-------- Information provided --------

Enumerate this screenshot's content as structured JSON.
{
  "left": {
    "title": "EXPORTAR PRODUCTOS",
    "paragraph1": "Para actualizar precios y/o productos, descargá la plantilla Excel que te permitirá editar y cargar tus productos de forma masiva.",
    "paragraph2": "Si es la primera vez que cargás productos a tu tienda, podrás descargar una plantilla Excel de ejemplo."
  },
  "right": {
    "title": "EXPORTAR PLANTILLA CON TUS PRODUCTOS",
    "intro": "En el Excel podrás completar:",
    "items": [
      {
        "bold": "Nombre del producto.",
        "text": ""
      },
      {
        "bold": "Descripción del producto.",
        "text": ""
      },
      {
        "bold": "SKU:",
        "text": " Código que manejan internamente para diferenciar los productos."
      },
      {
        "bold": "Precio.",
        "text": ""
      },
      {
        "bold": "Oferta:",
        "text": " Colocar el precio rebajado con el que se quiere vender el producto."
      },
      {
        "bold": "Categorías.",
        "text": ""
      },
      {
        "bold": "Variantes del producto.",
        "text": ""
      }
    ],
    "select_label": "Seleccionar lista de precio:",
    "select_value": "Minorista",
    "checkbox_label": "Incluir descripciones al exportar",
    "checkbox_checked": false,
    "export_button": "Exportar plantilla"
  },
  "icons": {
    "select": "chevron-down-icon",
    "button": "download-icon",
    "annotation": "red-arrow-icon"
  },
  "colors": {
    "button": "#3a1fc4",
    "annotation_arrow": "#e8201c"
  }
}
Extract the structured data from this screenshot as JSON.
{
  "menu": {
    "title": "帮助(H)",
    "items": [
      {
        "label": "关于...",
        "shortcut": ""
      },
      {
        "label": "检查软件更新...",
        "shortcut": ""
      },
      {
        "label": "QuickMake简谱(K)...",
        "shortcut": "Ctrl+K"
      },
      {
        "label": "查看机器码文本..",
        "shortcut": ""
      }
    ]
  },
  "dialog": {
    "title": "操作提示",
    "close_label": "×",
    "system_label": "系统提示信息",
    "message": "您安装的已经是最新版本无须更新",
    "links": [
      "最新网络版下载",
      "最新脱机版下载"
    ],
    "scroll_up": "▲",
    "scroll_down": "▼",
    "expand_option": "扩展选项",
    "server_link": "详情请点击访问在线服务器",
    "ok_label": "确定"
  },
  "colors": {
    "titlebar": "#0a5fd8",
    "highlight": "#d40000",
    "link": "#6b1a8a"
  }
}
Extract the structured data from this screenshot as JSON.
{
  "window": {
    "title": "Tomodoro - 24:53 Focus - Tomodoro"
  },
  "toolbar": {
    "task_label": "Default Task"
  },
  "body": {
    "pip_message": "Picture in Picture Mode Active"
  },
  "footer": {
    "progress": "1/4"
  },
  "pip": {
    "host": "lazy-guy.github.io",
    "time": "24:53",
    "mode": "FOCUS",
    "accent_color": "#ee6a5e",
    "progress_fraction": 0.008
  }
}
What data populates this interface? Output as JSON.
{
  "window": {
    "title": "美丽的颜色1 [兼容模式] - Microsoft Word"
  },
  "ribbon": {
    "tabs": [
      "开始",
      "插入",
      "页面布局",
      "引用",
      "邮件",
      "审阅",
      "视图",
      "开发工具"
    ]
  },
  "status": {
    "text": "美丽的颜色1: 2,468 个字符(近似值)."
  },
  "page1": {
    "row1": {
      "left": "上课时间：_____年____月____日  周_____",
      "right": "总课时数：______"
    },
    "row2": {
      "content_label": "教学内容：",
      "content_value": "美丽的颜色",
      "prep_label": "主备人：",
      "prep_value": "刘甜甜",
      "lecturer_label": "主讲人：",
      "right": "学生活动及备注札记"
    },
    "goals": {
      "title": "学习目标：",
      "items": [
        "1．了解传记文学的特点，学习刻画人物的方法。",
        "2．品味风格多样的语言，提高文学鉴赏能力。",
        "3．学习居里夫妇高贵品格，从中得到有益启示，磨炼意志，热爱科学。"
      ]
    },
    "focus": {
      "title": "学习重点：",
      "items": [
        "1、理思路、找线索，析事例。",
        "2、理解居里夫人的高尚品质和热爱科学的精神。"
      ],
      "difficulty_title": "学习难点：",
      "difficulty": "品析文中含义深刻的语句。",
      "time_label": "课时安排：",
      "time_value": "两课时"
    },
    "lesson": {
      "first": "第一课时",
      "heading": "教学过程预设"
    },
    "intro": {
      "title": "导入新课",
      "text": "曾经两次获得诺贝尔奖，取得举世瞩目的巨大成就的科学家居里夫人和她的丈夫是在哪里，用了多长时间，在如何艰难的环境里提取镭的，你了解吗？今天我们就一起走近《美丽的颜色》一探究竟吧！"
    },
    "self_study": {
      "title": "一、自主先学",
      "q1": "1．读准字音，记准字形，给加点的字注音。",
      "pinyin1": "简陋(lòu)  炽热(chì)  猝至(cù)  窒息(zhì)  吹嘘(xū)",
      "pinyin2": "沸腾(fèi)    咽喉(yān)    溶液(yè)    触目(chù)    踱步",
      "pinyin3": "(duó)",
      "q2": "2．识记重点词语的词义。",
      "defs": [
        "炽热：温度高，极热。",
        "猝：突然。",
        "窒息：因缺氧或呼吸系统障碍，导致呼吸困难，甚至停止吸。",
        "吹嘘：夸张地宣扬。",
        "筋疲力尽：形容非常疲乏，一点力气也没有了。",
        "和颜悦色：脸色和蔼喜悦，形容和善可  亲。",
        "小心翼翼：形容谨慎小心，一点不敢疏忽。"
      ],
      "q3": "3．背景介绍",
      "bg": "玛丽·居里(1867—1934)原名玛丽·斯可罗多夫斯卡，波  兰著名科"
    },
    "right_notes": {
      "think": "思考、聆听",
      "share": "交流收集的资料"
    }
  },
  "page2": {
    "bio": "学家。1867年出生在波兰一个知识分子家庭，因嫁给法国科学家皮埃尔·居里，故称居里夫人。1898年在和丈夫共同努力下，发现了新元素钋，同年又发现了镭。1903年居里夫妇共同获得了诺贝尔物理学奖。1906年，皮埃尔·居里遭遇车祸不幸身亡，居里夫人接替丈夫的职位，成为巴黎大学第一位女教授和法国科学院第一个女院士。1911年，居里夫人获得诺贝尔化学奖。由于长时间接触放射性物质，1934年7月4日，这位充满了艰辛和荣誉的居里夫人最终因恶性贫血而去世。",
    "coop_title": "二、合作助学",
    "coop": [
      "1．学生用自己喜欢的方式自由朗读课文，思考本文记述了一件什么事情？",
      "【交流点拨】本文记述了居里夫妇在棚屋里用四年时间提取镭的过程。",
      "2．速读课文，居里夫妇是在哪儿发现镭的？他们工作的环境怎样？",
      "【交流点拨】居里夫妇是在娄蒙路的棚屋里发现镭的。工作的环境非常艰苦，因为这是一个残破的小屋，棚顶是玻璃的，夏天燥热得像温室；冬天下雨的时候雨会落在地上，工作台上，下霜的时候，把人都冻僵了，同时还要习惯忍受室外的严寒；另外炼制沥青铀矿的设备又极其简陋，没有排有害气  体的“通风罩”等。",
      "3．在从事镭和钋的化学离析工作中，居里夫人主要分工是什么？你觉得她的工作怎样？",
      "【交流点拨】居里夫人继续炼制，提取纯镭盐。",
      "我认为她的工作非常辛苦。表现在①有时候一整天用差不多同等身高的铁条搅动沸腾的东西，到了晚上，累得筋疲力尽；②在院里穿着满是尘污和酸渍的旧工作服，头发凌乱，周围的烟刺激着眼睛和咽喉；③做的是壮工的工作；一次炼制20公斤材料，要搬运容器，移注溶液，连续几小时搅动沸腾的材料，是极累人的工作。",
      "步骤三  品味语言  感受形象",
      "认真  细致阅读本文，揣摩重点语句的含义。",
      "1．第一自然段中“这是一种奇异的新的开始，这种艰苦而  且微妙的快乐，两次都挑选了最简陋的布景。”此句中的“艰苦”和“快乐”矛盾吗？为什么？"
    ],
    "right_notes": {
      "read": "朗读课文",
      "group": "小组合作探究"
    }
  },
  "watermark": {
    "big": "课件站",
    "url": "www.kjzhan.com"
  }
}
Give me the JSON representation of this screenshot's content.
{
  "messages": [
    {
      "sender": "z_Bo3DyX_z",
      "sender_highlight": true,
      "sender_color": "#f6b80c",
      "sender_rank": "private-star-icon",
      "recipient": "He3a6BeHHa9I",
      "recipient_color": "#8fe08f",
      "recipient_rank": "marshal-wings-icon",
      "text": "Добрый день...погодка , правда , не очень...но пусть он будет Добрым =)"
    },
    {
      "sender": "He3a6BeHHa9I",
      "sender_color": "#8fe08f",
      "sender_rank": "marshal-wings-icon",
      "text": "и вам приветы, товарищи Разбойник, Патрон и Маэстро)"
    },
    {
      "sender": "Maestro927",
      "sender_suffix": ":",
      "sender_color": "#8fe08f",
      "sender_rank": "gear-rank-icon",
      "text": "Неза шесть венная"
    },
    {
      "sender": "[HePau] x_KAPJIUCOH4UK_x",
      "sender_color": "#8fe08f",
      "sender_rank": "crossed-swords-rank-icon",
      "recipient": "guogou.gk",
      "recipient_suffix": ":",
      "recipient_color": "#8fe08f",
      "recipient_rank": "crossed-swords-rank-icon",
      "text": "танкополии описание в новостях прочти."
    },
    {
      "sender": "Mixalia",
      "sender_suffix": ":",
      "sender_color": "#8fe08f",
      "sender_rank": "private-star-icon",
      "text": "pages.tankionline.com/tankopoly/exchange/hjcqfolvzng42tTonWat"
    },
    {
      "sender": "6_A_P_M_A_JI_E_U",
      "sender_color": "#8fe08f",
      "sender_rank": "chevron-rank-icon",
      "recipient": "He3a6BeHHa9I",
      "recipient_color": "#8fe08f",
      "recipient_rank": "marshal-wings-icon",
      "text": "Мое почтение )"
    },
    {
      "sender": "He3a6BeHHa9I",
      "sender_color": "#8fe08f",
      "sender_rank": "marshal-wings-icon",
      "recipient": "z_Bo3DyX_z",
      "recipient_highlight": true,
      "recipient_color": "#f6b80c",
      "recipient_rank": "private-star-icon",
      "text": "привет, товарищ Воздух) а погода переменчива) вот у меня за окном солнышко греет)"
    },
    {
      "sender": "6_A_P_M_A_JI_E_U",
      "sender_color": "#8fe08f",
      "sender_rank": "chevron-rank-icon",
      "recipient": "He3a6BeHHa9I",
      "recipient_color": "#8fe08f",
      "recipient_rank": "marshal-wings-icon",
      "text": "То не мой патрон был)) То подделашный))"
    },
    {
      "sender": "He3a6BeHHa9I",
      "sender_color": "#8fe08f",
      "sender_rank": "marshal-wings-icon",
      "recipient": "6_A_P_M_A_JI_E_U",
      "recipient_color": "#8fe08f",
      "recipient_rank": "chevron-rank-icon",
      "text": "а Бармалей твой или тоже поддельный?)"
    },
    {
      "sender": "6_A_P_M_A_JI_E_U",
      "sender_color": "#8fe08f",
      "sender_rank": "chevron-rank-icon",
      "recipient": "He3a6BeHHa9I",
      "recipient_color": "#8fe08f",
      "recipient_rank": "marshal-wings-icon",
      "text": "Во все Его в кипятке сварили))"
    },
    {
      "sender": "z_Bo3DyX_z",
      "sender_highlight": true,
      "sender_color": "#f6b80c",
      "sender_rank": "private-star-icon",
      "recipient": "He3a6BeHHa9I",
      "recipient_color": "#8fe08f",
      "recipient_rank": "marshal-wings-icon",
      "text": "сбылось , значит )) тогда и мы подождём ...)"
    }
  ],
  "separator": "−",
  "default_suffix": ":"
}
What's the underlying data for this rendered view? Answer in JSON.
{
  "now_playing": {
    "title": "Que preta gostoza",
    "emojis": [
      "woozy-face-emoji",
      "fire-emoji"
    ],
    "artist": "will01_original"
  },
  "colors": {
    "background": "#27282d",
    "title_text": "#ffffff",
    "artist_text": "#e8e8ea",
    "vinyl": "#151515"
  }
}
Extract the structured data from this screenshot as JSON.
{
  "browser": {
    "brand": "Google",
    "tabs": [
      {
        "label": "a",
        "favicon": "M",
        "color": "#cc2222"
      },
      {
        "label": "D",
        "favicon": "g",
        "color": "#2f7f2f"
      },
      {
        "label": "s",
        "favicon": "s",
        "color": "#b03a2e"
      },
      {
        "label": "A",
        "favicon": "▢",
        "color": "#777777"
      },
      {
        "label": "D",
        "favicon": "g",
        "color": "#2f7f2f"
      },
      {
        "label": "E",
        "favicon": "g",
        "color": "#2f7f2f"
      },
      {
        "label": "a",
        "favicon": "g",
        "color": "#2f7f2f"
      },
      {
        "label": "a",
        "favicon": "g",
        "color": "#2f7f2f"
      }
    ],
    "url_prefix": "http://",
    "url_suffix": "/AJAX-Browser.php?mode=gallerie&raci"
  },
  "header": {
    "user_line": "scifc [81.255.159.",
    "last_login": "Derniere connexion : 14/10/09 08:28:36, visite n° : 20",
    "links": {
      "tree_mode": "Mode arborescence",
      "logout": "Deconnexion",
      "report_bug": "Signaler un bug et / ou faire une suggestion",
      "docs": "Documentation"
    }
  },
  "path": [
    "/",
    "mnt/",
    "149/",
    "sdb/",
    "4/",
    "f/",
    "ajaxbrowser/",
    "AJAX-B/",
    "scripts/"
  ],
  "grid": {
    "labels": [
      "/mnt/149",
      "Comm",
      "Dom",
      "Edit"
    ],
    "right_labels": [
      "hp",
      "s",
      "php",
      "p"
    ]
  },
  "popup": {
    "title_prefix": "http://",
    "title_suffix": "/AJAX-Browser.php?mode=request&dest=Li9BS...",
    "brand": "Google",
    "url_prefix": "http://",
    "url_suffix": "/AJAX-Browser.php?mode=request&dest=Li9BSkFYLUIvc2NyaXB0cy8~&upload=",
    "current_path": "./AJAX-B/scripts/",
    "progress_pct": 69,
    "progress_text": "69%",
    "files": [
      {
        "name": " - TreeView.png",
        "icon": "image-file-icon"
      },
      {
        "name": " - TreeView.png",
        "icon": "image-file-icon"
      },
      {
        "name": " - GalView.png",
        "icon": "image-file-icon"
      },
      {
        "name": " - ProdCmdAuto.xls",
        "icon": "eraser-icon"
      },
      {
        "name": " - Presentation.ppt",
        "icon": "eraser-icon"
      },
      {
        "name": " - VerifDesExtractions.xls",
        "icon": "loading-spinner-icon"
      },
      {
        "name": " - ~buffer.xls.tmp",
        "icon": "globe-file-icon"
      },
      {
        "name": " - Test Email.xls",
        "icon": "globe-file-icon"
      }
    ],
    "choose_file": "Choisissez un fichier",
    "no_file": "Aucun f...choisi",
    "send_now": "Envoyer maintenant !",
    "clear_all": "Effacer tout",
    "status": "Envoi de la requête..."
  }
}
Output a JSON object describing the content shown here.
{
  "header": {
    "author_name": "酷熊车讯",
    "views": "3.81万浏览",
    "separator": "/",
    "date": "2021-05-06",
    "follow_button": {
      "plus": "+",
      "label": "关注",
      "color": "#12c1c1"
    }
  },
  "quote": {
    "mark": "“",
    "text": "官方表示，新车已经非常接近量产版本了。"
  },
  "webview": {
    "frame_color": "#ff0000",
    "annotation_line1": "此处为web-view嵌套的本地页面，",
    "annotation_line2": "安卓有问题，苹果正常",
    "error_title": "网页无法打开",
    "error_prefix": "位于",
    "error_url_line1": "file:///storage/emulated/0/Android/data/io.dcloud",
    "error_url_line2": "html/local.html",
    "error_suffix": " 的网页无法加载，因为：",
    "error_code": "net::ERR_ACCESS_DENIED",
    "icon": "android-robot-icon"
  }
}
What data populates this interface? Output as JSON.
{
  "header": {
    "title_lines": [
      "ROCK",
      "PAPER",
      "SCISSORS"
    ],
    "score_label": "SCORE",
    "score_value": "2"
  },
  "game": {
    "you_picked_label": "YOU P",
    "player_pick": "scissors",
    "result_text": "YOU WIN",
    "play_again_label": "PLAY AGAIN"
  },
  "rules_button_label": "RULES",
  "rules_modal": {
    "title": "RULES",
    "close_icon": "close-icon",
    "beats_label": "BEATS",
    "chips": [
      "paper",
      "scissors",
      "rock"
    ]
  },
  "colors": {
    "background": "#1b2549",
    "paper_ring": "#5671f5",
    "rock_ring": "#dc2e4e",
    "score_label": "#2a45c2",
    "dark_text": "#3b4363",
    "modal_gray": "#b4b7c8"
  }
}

--------

Problem »
Each line that holds the word "scripts" is to be copied.

Solved exercise »
    "scripts/"
    "current_path": "./AJAX-B/scripts/",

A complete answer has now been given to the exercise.